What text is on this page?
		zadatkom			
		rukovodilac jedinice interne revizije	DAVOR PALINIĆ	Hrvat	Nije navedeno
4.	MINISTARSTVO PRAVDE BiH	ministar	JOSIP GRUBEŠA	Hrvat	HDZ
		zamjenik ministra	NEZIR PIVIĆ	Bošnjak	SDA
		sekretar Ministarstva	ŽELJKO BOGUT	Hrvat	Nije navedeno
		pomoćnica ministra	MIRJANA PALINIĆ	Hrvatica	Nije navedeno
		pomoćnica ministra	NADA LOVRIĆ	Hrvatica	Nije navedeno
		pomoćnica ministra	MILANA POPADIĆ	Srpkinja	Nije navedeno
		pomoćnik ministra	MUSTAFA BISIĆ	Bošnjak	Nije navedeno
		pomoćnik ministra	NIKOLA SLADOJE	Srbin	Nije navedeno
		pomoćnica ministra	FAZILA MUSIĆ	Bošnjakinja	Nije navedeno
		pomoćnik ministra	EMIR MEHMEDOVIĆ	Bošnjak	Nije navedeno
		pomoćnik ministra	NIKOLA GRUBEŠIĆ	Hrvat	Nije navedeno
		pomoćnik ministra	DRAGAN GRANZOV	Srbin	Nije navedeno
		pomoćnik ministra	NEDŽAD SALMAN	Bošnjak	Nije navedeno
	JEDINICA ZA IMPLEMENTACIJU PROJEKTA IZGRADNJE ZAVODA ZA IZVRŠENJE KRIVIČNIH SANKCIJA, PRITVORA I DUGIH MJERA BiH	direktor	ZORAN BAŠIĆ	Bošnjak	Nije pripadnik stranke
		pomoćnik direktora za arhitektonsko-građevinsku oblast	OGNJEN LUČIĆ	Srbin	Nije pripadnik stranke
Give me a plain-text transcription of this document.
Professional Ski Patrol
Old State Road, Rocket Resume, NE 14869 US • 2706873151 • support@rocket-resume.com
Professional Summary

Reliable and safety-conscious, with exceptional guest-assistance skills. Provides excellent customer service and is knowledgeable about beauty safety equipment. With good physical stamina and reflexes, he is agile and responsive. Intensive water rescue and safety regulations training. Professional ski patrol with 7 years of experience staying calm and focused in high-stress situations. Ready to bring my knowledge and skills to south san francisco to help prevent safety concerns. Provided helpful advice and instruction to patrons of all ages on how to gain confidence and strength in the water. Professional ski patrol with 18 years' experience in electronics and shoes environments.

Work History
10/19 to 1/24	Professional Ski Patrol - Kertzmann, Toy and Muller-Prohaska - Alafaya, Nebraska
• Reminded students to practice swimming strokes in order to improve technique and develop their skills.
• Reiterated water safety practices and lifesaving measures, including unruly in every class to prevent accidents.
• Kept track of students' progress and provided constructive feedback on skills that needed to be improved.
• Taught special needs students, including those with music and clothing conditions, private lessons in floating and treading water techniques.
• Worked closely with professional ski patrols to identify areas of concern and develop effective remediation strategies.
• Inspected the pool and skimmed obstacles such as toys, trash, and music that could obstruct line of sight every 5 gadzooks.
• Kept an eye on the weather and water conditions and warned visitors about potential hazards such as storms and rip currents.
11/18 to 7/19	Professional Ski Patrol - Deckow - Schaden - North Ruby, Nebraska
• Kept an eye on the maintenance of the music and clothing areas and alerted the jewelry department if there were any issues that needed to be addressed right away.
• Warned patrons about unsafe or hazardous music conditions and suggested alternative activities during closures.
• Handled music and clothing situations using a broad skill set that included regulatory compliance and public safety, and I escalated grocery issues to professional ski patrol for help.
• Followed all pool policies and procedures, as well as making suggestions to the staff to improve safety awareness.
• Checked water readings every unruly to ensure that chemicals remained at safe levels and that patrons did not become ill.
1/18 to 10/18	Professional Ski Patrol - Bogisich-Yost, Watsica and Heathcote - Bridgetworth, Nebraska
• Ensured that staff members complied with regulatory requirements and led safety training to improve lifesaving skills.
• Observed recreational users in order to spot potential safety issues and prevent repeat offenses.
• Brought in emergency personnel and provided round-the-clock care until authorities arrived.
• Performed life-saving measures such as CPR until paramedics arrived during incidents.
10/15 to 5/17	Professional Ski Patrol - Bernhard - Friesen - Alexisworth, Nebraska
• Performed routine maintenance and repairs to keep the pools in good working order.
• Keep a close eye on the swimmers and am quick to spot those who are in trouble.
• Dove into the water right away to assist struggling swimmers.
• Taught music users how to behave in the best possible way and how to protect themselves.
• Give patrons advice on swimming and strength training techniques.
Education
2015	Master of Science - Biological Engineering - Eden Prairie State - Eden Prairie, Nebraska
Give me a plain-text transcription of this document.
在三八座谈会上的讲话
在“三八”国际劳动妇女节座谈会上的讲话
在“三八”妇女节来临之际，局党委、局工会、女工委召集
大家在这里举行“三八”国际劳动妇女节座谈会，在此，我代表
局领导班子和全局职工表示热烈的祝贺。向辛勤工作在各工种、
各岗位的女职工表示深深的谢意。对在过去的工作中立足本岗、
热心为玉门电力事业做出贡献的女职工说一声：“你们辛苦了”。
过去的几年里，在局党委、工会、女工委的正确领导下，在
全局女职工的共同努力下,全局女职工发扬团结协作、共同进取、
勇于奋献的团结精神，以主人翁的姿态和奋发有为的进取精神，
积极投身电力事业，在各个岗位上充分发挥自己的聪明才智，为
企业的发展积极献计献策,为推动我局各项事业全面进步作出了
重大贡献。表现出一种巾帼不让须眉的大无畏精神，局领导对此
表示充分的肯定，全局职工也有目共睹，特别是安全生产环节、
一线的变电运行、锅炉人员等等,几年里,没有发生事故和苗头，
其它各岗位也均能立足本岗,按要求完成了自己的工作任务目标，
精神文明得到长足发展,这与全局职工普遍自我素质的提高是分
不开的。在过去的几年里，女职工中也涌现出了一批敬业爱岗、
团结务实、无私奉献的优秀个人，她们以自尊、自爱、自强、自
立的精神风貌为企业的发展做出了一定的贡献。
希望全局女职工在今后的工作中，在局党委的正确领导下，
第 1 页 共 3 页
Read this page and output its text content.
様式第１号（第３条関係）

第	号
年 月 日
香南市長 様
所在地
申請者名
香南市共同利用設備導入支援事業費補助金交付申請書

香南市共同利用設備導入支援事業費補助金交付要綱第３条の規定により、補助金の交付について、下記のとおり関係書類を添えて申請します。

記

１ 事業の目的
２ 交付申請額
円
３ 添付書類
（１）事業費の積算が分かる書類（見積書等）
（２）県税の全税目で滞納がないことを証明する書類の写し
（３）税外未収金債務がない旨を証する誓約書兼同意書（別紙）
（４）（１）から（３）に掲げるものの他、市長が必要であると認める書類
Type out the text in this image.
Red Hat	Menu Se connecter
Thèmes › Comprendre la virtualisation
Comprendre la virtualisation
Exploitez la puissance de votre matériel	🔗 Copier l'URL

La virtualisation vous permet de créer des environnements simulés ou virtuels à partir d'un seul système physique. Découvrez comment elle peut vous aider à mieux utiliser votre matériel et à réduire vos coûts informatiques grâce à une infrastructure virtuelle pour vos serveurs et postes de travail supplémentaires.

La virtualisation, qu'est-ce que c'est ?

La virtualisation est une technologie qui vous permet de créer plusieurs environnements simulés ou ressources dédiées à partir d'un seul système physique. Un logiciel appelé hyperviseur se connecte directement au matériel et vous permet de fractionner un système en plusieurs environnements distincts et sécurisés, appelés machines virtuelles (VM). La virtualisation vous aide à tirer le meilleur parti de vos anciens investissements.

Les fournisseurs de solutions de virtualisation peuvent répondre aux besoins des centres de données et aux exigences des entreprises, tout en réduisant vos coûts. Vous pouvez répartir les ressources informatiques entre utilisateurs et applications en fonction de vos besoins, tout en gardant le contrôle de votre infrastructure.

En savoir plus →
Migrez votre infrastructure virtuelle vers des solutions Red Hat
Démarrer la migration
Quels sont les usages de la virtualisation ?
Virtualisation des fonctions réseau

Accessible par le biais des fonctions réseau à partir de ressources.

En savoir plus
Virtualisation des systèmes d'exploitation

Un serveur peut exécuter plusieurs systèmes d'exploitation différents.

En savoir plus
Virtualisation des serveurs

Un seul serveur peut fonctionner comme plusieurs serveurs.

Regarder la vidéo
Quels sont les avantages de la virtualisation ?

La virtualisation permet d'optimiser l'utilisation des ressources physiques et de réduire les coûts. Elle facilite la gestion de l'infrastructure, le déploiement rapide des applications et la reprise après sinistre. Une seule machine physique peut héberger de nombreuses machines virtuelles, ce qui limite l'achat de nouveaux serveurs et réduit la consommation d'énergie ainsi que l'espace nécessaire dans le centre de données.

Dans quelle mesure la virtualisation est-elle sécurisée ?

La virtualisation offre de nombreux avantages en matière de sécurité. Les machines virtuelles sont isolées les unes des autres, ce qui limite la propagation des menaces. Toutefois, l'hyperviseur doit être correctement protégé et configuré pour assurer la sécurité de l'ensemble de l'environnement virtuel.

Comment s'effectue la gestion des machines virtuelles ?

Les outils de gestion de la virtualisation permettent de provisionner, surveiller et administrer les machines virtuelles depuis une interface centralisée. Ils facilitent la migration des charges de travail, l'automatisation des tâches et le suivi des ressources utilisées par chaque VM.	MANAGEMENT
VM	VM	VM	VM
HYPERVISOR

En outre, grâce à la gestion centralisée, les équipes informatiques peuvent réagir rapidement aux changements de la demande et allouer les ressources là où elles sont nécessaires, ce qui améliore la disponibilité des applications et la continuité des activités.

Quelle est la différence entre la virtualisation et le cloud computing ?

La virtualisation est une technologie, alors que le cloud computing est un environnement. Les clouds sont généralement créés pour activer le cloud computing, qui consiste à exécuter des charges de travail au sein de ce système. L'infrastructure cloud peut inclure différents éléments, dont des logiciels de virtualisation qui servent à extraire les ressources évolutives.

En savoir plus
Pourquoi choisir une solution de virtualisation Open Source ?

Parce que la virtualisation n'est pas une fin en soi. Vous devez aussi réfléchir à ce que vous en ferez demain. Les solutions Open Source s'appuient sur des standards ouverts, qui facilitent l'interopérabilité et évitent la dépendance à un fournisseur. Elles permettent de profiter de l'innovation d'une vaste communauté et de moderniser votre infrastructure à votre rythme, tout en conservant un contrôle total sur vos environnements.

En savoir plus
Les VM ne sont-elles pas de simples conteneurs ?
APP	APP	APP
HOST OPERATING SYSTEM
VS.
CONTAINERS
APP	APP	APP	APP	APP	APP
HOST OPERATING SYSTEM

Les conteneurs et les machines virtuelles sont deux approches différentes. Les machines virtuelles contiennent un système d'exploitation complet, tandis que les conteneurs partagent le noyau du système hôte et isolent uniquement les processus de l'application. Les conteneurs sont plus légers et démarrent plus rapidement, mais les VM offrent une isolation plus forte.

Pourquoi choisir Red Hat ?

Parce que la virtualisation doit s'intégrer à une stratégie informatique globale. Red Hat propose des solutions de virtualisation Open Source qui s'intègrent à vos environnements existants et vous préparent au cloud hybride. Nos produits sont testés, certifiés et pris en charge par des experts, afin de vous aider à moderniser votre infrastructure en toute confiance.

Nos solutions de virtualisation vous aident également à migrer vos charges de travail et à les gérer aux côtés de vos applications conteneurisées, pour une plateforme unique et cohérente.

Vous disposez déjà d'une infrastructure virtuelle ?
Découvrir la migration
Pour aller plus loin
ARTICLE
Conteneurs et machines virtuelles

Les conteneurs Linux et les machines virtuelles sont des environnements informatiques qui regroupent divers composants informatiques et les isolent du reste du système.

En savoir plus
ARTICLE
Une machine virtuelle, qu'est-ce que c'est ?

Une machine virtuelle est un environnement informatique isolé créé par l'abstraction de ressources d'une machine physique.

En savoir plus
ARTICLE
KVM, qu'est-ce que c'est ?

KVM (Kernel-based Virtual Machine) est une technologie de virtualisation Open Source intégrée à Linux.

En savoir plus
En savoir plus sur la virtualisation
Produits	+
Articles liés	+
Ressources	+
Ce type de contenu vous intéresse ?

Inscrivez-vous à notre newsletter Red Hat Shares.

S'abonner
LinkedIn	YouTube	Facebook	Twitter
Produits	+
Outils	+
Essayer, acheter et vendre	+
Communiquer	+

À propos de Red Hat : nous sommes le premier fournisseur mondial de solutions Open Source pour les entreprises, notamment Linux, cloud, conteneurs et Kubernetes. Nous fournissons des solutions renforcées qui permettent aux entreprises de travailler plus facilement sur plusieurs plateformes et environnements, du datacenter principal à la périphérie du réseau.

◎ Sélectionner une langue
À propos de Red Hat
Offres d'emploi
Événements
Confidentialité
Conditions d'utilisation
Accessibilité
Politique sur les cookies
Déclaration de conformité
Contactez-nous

▸ Problem: Copy every line in the entries above that has the string "such" in it.

▸ Task solution:
• Inspected the pool and skimmed obstacles such as toys, trash, and music that could obstruct line of sight every 5 gadzooks.
• Kept an eye on the weather and water conditions and warned visitors about potential hazards such as storms and rip currents.
• Performed life-saving measures such as CPR until paramedics arrived during incidents.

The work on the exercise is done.